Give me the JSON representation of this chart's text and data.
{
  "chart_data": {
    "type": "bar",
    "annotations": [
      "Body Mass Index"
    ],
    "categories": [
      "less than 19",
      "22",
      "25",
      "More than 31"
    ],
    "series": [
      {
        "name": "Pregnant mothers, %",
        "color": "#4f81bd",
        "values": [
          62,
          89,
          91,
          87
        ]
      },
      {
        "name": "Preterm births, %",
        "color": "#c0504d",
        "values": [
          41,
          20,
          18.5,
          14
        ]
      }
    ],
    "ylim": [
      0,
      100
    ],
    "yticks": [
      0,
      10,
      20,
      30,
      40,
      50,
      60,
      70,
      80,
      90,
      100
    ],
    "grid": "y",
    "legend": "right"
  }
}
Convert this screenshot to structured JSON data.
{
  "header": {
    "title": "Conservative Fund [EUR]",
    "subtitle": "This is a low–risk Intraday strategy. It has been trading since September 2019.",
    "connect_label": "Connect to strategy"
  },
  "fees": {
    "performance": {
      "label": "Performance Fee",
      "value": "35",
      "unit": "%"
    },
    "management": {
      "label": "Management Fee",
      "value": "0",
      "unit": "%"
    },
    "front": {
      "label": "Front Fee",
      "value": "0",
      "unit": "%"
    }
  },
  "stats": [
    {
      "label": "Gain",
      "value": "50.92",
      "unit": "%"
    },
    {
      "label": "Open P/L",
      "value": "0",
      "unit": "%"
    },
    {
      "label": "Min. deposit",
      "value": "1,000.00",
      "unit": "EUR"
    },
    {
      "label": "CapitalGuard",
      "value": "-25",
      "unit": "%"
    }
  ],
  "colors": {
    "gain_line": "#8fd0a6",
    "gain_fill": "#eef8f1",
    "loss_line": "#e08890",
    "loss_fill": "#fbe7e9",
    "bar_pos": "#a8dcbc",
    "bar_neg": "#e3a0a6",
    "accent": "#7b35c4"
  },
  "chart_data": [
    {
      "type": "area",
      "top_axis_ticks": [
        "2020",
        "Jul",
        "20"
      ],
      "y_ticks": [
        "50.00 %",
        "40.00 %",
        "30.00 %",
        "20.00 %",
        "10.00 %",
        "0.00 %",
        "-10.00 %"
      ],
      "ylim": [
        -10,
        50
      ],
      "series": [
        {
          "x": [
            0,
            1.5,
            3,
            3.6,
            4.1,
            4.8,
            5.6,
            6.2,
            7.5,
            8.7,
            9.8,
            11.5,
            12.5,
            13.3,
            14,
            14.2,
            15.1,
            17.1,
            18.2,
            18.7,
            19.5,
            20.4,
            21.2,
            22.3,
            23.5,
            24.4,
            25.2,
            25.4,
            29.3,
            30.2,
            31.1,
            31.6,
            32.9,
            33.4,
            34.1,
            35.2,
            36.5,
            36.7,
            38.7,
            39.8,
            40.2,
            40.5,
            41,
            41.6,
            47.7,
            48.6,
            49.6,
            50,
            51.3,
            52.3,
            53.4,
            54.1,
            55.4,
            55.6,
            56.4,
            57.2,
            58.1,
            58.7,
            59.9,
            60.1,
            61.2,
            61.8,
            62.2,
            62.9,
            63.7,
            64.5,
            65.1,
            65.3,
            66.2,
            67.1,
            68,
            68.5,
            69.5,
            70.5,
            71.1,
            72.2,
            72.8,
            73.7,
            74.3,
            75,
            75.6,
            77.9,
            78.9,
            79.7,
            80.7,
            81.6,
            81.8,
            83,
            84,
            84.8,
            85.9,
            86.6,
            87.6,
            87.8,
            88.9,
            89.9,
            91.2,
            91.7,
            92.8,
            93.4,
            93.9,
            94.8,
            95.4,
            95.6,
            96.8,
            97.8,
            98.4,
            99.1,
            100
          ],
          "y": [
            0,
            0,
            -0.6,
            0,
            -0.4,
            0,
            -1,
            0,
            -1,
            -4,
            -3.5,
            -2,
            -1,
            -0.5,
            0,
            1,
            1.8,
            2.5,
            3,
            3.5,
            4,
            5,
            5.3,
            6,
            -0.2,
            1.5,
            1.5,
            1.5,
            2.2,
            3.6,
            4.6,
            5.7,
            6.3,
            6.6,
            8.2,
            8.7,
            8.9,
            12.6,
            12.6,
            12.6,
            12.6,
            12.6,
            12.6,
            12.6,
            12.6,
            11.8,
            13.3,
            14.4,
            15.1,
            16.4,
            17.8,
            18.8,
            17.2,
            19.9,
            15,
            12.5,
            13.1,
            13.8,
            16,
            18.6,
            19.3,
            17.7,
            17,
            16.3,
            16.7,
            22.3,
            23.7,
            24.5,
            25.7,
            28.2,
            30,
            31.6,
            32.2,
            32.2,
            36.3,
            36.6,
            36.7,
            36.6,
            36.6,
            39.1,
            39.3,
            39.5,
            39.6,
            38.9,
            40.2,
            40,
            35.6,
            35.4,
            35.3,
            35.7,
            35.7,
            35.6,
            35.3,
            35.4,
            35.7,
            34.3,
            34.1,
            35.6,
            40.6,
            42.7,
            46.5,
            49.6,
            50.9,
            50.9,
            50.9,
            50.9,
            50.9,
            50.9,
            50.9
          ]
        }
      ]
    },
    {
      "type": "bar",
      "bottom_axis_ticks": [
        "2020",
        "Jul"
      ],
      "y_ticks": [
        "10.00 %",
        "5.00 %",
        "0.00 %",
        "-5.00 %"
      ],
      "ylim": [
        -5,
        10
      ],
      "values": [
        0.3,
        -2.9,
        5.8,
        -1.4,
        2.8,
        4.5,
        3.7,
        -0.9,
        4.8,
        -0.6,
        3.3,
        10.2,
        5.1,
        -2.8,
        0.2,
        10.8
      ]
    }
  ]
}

══════

■ **Exercise brief**
List every line above that holds the word "strategy".

■ **Exercise response**
    "subtitle": "This is a low–risk Intraday strategy. It has been trading since September 2019.",
    "connect_label": "Connect to strategy"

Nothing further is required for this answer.